:: DATA TO PROCESS

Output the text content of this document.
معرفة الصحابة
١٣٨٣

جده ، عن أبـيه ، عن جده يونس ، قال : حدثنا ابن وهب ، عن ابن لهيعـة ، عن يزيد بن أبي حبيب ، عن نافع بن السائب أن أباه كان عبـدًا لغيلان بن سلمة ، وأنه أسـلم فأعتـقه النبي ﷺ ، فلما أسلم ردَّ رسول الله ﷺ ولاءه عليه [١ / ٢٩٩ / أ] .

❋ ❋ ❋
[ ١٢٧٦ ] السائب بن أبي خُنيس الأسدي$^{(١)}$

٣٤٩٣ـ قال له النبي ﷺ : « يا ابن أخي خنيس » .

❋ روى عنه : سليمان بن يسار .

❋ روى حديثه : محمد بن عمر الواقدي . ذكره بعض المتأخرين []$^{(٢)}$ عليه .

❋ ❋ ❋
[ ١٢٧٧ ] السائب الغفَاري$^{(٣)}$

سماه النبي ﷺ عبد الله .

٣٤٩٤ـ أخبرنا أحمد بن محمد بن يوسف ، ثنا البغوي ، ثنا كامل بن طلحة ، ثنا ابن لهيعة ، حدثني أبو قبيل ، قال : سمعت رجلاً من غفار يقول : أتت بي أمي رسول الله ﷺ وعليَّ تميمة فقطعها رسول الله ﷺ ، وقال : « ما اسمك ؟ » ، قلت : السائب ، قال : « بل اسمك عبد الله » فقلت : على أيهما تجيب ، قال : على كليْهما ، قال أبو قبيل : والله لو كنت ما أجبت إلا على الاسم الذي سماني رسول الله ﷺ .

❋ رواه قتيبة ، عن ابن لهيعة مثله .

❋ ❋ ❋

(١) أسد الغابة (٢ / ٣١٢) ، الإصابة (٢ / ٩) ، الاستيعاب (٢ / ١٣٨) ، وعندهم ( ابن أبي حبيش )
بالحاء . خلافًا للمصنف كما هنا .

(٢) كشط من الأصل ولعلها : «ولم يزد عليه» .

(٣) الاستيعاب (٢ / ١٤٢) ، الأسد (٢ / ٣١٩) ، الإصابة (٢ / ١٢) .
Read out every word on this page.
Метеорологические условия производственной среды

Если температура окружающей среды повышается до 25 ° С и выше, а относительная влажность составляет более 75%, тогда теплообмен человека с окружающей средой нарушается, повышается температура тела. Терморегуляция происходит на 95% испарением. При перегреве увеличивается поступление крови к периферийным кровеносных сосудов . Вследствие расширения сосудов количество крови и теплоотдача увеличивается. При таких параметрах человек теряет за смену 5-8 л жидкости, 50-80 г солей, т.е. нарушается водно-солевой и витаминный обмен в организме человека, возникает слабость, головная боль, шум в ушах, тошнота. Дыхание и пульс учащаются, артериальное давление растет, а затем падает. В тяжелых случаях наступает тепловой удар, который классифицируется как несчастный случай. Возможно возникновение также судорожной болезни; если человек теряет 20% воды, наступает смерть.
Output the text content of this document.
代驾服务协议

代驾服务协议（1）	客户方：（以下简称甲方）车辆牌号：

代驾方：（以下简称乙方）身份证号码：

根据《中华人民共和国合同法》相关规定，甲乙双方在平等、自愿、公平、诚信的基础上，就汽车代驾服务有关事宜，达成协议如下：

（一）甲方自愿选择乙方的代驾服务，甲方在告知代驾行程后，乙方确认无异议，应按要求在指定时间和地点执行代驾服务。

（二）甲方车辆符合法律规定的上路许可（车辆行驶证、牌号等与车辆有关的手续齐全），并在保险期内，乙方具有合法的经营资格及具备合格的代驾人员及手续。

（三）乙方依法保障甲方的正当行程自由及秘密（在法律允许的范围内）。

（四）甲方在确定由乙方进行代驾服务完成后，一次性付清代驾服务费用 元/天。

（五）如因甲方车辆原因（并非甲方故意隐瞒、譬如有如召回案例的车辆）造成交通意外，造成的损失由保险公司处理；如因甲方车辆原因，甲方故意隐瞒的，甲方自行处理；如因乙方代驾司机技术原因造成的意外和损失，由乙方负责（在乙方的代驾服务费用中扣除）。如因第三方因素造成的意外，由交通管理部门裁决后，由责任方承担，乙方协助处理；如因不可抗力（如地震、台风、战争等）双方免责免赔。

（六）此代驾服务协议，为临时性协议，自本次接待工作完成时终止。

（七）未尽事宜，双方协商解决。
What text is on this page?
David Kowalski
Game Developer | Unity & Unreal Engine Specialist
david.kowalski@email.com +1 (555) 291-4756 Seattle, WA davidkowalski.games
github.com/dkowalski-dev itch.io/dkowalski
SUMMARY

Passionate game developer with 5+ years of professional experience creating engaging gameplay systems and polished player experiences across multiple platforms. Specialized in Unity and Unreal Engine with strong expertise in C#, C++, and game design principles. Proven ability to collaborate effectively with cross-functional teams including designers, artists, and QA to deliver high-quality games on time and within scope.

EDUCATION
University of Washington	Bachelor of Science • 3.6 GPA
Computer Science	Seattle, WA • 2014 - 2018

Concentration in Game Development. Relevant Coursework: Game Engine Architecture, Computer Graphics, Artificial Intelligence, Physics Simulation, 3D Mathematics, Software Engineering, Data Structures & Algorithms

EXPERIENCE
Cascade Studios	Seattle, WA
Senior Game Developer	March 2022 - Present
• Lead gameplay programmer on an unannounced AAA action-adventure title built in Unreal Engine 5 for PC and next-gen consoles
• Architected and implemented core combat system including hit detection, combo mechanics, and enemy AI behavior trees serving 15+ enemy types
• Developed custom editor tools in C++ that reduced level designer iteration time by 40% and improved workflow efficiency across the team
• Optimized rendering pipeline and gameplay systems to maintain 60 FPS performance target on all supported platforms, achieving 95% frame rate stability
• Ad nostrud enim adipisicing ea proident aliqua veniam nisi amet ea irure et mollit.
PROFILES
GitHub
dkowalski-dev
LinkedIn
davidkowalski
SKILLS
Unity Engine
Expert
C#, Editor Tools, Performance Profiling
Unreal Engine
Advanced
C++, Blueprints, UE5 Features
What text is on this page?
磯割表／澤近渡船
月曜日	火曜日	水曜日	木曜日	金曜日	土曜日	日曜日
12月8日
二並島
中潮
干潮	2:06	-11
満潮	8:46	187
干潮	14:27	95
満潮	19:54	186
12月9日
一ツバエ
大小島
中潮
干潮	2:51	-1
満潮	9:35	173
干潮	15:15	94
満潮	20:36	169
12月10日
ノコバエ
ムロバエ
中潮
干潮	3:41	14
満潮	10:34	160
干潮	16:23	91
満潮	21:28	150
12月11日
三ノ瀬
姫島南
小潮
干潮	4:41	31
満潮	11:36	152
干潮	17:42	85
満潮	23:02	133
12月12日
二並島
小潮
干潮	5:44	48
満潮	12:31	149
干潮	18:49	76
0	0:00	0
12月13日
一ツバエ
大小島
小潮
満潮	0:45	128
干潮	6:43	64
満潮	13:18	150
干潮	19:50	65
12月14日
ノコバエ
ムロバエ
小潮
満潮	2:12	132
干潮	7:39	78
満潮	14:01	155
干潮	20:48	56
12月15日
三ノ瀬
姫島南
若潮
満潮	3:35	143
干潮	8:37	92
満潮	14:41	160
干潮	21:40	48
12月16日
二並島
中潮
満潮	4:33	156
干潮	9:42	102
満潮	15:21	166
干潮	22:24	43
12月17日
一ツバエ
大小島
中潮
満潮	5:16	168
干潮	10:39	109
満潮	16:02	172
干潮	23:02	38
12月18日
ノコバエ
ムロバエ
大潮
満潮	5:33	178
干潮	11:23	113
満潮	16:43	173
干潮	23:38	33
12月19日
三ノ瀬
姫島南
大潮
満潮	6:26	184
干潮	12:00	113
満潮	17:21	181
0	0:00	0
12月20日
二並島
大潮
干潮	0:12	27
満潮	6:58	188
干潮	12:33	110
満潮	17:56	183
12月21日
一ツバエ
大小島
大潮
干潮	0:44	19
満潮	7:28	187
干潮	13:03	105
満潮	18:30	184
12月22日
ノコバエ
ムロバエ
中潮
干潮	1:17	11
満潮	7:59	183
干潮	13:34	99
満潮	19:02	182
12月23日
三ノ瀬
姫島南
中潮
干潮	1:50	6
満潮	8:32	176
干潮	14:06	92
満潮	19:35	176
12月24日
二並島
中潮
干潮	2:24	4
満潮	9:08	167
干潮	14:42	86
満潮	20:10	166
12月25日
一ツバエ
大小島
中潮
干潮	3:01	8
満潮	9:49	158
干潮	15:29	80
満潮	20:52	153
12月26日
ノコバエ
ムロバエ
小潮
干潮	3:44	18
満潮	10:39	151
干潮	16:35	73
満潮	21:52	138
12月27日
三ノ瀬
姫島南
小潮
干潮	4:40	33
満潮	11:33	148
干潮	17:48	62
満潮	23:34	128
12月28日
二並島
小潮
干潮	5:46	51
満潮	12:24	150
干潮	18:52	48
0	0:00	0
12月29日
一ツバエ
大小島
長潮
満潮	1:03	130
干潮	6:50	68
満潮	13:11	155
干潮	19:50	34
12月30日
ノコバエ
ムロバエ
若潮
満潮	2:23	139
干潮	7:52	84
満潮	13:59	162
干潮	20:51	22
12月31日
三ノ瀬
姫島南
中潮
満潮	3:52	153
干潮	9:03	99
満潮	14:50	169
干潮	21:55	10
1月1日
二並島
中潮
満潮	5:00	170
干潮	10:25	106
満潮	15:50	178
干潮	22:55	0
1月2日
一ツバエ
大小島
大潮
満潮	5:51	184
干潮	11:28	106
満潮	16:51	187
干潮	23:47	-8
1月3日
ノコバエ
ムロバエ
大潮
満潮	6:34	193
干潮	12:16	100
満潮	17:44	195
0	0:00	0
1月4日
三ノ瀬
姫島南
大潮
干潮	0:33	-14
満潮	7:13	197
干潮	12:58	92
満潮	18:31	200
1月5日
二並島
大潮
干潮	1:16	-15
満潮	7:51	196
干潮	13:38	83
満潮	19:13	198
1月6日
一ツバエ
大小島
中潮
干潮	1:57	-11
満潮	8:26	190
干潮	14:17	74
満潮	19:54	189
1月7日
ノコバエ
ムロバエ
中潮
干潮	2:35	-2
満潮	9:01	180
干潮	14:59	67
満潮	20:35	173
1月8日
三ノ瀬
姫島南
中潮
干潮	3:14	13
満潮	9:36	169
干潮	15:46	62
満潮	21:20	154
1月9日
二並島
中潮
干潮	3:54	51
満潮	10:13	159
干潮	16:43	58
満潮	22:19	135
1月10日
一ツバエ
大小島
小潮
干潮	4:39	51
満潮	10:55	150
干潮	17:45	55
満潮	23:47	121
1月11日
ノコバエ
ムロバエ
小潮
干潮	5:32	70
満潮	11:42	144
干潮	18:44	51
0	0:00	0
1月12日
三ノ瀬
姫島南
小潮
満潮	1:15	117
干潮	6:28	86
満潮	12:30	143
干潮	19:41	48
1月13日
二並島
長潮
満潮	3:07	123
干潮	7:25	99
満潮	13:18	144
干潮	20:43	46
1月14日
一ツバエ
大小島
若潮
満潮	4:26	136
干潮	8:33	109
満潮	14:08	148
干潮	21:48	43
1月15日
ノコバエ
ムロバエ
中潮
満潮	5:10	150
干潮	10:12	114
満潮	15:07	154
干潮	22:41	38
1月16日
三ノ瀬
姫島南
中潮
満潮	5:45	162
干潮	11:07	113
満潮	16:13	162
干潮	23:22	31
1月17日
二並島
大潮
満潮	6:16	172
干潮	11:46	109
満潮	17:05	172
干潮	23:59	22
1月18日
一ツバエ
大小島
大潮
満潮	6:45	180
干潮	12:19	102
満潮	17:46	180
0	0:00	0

::::

▶ [EXERCISE]:
Using the listing above, show every line that includes the string "Computer".

▶ [ANSWER BELOW]:
Computer Science	Seattle, WA • 2014 - 2018
Concentration in Game Development. Relevant Coursework: Game Engine Architecture, Computer Graphics, Artificial Intelligence, Physics Simulation, 3D Mathematics, Software Engineering, Data Structures & Algorithms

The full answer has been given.